**DIRECTIONS**
Filter out all lines without the word "UNITS" from the data below, please, and copy the rest.

[INFORMATION SUPPLIED — start]

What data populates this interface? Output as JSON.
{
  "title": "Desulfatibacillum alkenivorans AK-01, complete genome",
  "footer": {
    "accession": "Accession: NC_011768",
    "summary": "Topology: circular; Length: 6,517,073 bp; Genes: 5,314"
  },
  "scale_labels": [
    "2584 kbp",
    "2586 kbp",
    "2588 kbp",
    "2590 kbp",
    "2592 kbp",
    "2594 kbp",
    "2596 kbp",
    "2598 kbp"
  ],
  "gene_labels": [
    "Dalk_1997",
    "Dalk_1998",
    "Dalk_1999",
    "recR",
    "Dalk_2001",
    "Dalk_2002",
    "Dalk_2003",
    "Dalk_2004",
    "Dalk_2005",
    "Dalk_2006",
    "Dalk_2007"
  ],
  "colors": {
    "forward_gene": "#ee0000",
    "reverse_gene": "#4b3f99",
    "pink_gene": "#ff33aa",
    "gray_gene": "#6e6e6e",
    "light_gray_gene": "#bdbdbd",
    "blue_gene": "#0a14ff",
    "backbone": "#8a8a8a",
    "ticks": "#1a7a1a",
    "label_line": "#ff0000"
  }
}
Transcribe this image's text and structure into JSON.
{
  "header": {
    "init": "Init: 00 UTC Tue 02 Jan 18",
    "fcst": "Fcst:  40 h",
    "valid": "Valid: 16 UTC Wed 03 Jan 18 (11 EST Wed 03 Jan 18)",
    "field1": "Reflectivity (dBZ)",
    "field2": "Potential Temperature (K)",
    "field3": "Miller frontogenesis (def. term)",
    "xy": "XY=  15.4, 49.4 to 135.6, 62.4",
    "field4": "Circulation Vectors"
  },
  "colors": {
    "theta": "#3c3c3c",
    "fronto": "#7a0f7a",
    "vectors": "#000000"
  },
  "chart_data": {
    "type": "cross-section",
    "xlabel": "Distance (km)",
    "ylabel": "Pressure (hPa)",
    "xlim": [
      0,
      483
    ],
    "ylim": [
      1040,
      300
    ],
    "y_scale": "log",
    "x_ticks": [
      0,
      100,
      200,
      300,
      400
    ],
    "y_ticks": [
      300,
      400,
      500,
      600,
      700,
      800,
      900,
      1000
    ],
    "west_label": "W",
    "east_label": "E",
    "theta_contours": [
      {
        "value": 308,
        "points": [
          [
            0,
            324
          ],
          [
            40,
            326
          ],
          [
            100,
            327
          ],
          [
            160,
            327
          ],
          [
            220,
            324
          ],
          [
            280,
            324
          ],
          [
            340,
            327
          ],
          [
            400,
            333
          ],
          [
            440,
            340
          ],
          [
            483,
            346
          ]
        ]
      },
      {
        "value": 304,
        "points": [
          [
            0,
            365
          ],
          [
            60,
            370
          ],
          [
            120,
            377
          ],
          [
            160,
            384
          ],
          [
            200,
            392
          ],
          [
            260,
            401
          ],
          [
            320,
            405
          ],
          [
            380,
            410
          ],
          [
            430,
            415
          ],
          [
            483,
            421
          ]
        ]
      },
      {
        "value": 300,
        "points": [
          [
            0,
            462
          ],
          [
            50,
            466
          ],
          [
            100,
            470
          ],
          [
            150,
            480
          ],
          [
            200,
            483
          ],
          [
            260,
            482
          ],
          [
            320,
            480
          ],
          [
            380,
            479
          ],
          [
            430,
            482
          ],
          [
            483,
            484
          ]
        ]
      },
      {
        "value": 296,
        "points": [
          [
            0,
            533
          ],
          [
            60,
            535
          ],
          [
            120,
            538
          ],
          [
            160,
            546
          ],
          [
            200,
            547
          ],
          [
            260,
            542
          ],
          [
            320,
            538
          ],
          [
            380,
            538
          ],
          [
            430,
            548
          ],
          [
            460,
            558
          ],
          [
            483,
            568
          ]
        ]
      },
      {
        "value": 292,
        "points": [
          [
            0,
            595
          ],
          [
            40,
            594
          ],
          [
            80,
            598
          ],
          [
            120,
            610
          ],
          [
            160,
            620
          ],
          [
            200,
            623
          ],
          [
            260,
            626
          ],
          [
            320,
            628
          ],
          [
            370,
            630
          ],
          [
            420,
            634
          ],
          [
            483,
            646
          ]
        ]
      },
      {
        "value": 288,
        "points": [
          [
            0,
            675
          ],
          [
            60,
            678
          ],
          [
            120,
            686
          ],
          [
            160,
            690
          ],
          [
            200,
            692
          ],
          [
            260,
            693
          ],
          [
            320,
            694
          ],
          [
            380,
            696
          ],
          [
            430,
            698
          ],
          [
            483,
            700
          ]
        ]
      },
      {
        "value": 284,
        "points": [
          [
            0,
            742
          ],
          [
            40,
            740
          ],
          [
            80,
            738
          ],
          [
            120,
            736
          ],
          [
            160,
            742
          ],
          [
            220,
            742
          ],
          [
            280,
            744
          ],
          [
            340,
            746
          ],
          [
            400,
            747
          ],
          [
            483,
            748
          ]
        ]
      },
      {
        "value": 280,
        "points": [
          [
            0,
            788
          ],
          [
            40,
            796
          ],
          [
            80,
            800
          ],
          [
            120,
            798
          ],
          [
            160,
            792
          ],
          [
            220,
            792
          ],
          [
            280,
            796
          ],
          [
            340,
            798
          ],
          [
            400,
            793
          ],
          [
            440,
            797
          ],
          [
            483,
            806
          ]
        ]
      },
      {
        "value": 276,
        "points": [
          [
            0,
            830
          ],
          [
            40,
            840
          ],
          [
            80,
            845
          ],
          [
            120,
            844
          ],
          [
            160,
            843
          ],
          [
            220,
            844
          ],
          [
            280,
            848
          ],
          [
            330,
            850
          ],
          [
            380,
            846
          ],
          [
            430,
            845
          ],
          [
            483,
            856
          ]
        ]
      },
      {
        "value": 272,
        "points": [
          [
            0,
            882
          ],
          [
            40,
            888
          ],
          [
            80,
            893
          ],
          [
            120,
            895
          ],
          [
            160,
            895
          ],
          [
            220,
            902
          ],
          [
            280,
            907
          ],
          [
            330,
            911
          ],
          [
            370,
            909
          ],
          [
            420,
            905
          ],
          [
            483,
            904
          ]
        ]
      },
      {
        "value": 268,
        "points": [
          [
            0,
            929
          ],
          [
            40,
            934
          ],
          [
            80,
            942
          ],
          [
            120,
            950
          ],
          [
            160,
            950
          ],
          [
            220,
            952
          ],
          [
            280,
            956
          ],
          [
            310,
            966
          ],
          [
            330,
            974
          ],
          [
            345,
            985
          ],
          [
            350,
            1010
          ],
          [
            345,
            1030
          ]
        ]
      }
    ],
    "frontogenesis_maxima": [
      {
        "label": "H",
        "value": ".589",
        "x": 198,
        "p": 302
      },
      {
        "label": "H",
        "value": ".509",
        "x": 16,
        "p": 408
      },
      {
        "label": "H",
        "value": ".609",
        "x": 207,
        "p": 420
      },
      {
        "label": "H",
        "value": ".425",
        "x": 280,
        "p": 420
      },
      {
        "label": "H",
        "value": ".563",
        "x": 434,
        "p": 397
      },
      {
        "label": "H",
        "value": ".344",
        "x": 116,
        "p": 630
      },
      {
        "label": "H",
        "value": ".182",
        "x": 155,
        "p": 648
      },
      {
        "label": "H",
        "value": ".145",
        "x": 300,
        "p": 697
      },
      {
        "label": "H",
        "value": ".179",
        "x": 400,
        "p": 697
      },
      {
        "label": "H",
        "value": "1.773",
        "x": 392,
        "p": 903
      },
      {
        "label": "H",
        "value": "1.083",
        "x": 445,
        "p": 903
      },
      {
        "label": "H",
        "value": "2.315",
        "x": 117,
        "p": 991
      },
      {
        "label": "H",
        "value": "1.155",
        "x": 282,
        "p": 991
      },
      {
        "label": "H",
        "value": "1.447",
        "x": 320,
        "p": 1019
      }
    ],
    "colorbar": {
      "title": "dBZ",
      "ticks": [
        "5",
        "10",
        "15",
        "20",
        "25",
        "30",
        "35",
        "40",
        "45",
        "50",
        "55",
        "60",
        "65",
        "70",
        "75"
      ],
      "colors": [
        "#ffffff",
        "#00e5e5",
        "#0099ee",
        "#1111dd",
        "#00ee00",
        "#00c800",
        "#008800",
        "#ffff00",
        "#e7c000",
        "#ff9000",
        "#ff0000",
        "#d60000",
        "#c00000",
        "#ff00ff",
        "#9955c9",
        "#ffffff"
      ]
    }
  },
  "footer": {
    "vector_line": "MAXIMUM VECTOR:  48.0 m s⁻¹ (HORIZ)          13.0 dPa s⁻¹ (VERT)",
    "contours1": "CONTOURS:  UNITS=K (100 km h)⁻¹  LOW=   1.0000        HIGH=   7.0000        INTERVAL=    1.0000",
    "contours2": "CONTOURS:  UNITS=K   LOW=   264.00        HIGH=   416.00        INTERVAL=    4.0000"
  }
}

[INFORMATION SUPPLIED — finish]

**EXERCISE ANSWER**
    "contours1": "CONTOURS:  UNITS=K (100 km h)⁻¹  LOW=   1.0000        HIGH=   7.0000        INTERVAL=    1.0000",
    "contours2": "CONTOURS:  UNITS=K   LOW=   264.00        HIGH=   416.00        INTERVAL=    4.0000"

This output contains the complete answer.